# DESCRIPTION OF THE TASK
Scan the entries below and extract each line with the word "voltage" in it.

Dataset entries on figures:

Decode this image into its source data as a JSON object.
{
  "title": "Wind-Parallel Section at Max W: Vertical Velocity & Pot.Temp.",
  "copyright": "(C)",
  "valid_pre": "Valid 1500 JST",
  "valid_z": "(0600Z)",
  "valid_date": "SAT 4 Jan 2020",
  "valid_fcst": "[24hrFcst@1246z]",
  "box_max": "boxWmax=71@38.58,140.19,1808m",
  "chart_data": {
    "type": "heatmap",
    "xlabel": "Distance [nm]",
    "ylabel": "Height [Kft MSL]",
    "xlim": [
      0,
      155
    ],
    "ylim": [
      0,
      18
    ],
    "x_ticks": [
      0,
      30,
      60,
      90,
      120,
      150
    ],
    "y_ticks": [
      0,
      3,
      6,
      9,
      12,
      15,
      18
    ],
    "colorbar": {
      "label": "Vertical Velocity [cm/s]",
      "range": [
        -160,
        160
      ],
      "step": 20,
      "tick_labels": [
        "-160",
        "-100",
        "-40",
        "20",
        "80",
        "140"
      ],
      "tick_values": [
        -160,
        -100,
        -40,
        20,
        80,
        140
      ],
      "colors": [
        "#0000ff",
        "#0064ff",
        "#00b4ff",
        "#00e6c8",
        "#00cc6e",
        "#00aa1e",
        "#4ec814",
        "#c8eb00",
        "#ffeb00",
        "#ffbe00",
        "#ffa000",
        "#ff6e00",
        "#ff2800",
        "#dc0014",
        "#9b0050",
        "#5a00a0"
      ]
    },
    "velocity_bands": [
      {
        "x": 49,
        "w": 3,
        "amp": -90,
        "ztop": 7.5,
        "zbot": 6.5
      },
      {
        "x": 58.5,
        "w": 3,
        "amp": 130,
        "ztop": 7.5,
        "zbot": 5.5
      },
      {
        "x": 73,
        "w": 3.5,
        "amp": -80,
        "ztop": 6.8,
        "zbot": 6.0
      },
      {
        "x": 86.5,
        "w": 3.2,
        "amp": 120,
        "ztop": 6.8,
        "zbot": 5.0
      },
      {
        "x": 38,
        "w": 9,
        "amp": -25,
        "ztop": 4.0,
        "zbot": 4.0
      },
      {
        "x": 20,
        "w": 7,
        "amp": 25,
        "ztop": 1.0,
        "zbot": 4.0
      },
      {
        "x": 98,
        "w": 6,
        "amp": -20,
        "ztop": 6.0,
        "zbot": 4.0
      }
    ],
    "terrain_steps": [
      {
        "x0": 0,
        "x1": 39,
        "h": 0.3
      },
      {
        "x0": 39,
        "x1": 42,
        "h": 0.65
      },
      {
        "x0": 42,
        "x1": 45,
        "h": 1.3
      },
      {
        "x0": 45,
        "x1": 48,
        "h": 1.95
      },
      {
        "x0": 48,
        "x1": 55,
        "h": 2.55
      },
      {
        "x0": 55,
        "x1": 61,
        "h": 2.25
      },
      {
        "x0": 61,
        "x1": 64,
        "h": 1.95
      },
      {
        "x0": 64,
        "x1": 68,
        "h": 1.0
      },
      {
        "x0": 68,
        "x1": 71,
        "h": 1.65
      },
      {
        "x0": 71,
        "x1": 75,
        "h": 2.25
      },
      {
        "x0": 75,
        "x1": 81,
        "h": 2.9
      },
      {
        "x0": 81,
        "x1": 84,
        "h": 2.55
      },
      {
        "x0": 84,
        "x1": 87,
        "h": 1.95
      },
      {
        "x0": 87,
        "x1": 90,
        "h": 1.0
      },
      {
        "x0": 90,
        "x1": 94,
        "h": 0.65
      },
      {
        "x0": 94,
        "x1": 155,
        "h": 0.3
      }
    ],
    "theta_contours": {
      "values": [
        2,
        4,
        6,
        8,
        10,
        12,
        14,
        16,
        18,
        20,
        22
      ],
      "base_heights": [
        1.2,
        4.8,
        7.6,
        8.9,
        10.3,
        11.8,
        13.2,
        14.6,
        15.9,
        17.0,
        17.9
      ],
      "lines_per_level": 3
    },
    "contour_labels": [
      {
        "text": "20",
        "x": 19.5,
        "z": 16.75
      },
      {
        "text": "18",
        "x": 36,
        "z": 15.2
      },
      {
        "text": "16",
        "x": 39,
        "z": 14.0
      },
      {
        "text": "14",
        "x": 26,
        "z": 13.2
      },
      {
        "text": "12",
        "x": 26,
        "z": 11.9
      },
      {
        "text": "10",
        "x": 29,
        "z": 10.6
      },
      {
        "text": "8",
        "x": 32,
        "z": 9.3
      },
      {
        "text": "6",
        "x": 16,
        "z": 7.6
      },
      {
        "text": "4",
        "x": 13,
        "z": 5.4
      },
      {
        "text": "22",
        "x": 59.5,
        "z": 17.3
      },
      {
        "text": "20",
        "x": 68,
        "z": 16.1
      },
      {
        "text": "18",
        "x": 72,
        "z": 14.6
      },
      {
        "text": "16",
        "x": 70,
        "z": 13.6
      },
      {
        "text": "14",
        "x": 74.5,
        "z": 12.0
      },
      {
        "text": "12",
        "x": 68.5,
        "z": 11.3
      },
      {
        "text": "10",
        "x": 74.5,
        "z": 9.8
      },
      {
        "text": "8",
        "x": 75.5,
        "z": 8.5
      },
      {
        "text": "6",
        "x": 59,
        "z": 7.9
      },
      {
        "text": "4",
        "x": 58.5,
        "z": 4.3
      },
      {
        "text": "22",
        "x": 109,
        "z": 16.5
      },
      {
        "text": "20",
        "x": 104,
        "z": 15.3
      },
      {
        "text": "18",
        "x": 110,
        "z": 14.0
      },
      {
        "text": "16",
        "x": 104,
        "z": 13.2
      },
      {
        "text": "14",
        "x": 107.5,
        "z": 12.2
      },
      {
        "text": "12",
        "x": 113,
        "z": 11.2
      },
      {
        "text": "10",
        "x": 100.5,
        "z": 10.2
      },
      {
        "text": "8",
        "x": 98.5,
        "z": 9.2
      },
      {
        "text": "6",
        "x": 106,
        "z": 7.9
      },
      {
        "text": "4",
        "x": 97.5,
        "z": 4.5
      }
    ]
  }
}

--

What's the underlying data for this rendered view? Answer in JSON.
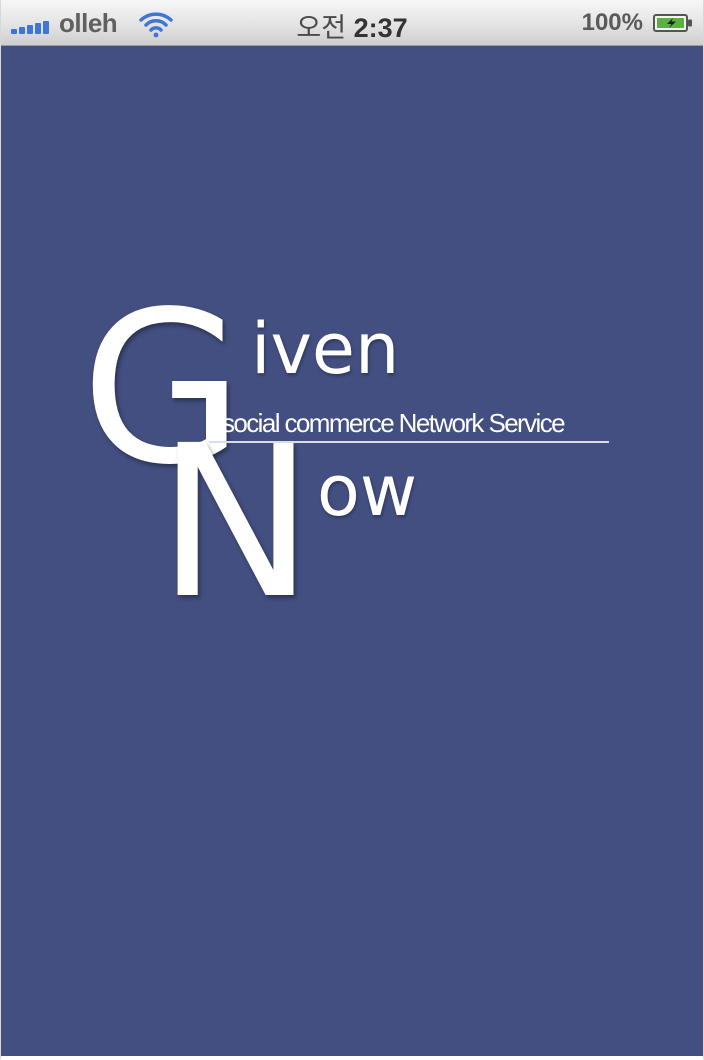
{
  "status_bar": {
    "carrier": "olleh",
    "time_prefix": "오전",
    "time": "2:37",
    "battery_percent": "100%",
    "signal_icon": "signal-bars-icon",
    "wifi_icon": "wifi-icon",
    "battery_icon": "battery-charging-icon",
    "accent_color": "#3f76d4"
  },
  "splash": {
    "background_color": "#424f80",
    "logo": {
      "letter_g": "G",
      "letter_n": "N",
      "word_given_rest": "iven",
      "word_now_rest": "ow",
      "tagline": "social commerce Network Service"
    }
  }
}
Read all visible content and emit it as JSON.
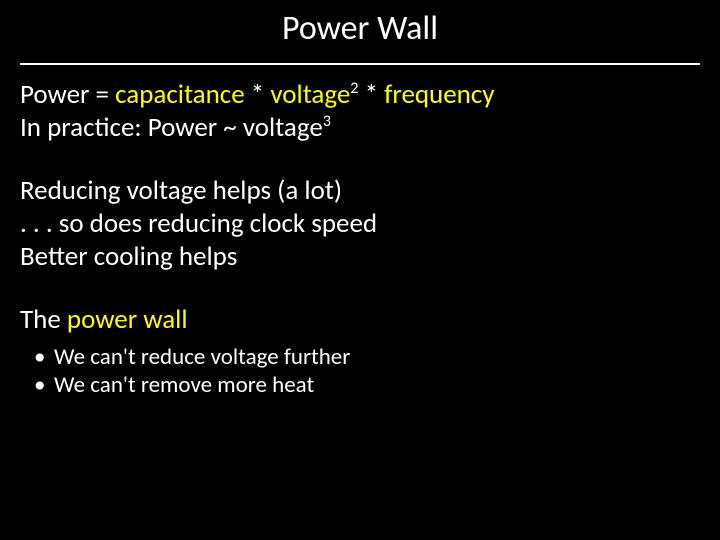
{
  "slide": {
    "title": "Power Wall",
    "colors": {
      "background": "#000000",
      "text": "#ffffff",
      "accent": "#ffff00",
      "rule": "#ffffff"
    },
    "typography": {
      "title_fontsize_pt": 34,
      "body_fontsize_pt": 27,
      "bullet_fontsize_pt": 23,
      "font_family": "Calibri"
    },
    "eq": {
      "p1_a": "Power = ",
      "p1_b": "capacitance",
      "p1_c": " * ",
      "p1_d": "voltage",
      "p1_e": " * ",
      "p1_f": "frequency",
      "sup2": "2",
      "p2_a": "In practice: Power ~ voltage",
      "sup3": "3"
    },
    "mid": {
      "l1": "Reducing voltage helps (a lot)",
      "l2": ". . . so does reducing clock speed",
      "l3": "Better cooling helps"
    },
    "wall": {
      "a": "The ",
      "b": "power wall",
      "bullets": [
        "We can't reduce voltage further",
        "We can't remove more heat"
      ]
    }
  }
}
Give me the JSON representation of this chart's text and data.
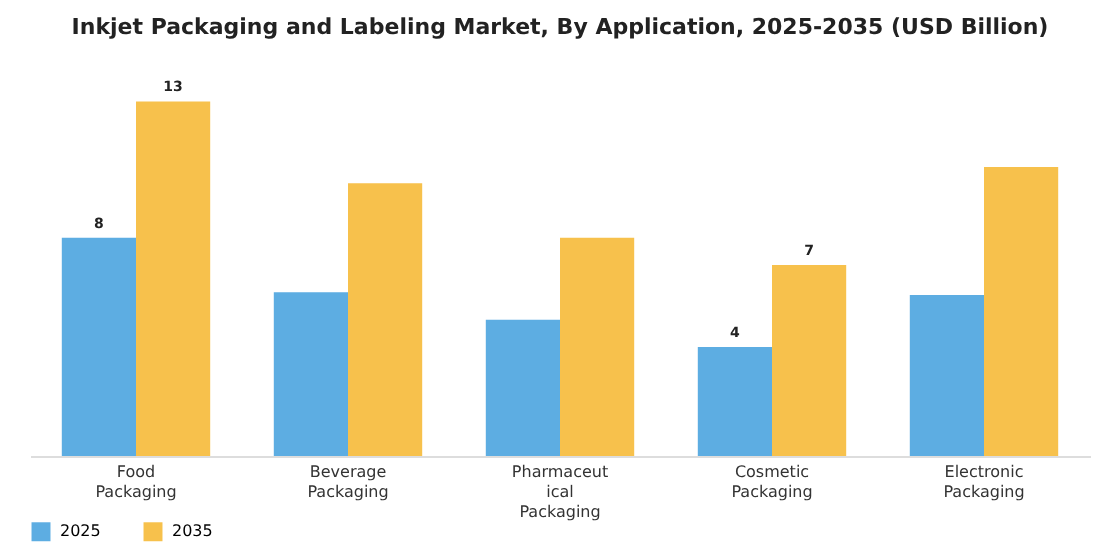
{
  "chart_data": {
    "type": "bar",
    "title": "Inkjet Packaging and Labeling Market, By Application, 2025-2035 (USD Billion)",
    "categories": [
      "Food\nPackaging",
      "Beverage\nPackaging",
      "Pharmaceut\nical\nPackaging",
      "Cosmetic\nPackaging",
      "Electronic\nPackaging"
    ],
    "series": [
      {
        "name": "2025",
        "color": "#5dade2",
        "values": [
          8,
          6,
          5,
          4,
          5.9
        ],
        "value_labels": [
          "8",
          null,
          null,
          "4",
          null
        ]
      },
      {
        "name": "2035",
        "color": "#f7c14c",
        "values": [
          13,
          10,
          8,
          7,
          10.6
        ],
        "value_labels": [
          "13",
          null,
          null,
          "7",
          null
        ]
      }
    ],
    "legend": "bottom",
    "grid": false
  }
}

# SOLUTION BELOW
      "p1_d": "voltage",
      "p2_a": "In practice: Power ~ voltage",
      "l1": "Reducing voltage helps (a lot)",
        "We can't reduce voltage further",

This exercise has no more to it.